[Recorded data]
--*--
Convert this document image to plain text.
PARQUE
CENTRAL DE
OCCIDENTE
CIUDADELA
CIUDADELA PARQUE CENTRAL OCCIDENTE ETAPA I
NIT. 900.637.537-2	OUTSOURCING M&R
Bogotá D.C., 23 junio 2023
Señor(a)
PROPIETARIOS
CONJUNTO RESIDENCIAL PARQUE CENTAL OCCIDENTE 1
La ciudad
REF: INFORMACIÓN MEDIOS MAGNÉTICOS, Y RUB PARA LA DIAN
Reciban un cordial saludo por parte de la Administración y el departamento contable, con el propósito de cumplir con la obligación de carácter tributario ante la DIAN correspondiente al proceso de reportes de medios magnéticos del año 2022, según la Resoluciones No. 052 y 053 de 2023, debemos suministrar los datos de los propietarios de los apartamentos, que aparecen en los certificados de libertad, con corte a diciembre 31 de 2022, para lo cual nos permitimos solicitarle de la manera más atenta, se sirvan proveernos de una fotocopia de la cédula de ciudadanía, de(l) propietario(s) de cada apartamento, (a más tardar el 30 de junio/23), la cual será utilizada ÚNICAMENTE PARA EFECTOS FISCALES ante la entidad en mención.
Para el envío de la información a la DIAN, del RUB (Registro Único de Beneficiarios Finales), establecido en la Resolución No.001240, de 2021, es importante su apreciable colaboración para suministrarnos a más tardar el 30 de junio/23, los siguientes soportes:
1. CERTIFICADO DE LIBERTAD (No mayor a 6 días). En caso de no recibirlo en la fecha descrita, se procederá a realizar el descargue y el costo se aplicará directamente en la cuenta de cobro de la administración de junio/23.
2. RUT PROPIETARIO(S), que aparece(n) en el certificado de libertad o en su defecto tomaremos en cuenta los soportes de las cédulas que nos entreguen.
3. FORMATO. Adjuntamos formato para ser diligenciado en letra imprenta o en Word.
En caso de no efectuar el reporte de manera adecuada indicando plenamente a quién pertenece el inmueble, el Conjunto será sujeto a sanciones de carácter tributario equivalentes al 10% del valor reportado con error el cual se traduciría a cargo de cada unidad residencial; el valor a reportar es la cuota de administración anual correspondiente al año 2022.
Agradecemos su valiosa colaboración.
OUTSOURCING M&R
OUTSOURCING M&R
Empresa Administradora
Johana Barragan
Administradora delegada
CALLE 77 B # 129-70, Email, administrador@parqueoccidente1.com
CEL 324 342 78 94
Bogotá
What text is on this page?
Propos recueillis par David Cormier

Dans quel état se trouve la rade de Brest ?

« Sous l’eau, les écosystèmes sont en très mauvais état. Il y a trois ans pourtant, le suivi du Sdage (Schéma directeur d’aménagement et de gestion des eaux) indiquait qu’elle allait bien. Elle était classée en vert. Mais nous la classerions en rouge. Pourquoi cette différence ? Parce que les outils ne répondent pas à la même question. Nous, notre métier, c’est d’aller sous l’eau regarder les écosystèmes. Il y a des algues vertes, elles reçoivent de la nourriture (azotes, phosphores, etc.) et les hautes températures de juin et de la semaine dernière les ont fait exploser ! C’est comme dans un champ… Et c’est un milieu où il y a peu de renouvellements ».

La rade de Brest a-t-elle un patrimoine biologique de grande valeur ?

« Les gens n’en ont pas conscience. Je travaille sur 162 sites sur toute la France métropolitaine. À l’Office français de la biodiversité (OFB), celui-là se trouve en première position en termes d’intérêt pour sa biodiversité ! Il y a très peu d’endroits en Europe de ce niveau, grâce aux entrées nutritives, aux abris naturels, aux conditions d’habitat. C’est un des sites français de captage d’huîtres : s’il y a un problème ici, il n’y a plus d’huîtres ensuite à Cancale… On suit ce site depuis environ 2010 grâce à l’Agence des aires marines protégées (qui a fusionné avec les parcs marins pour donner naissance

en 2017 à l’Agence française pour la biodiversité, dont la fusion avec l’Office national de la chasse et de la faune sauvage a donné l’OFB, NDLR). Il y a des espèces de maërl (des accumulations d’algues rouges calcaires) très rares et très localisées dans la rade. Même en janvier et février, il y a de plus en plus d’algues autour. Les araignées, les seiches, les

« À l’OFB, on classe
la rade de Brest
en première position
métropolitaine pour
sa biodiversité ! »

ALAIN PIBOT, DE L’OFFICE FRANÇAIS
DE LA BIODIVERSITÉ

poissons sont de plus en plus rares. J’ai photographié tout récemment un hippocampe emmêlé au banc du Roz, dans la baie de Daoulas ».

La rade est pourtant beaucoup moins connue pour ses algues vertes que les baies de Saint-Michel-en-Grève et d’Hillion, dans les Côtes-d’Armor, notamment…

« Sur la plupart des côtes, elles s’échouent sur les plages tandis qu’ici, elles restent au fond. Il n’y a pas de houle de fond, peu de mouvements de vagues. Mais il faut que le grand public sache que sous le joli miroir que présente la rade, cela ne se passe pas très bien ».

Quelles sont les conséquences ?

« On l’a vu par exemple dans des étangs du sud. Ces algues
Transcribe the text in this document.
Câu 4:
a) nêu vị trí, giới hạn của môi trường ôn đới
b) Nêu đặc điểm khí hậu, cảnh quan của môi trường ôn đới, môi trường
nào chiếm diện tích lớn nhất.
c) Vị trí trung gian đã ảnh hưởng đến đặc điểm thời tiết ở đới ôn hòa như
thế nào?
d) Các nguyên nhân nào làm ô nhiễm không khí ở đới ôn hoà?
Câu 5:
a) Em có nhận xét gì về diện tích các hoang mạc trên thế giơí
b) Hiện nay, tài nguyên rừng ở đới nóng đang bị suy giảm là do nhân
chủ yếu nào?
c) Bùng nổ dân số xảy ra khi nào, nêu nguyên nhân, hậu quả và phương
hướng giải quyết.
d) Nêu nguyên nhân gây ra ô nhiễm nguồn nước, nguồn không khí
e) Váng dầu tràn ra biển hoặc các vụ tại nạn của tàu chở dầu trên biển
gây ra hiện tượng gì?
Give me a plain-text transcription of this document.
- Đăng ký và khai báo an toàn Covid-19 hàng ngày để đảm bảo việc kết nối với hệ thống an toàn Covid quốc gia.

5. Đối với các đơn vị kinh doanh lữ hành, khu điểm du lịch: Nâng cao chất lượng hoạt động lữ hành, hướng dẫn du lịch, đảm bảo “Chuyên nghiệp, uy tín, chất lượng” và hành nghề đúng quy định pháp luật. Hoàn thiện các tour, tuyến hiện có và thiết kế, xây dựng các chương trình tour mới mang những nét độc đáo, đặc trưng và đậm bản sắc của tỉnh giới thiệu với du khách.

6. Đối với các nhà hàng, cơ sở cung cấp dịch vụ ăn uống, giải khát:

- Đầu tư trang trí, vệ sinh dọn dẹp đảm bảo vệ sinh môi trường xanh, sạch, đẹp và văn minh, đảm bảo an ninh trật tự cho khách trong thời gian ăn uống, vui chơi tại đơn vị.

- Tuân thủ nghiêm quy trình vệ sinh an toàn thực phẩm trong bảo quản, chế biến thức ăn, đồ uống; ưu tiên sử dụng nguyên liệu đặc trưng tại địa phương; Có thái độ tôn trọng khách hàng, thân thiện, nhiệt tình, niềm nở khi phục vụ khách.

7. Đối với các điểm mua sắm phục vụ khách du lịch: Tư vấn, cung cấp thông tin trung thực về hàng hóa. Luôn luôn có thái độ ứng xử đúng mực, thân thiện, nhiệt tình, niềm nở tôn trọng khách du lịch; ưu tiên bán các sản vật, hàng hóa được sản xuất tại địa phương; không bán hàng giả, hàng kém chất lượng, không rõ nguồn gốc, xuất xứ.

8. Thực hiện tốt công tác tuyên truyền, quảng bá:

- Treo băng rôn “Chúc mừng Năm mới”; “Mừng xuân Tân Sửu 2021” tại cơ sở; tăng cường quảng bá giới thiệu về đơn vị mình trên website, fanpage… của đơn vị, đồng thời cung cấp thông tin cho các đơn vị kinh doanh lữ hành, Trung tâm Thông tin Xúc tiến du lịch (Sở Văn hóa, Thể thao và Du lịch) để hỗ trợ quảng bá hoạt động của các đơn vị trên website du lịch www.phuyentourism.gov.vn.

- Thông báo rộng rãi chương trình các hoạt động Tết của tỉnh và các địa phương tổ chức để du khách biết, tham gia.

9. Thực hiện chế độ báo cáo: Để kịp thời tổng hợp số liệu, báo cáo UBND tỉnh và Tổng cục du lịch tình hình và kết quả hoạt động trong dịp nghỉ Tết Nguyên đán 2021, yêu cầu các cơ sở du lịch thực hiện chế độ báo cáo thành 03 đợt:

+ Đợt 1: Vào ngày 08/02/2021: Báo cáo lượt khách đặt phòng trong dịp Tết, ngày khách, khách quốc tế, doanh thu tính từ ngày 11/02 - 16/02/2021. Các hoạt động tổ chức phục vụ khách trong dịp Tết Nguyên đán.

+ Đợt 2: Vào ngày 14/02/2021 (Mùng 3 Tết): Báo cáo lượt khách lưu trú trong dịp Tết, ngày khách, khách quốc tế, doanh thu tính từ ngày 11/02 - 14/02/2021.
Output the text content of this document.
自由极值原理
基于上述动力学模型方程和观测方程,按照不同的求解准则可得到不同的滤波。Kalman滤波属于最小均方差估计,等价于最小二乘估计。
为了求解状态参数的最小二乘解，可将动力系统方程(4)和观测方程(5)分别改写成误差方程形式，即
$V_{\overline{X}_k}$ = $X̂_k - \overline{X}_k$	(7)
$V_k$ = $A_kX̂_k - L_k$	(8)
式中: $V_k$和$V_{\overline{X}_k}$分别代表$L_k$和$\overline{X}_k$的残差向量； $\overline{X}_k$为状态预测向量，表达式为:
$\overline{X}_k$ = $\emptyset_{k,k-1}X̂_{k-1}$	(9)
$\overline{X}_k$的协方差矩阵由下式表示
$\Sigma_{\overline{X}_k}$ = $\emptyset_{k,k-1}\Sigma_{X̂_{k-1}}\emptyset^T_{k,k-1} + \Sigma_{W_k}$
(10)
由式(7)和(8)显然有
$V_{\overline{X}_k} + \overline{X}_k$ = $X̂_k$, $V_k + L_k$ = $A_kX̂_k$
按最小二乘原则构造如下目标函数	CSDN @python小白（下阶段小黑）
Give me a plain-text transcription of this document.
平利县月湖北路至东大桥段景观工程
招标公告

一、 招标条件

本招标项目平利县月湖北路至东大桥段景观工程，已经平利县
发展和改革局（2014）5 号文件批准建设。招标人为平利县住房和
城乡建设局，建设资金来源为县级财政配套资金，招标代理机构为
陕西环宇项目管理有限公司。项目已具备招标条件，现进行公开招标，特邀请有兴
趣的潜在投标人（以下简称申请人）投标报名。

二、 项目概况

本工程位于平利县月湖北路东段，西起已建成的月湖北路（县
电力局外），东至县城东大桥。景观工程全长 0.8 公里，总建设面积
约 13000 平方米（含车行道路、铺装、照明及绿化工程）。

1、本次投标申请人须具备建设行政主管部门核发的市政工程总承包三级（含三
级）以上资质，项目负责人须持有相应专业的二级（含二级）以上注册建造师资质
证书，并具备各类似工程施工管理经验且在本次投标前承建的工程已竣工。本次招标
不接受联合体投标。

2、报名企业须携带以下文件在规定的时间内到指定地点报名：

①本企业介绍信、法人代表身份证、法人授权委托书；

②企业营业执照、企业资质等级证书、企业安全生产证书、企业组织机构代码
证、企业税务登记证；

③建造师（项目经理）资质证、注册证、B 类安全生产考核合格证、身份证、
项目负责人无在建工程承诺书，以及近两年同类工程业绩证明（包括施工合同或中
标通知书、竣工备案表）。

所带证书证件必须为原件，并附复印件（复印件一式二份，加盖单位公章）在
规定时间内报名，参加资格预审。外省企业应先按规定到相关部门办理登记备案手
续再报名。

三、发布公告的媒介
--*--
Locate the word "gian" in the entries, and copy every line where it is found.

c) Vị trí trung gian đã ảnh hưởng đến đặc điểm thời tiết ở đới ôn hòa như
- Đầu tư trang trí, vệ sinh dọn dẹp đảm bảo vệ sinh môi trường xanh, sạch, đẹp và văn minh, đảm bảo an ninh trật tự cho khách trong thời gian ăn uống, vui chơi tại đơn vị.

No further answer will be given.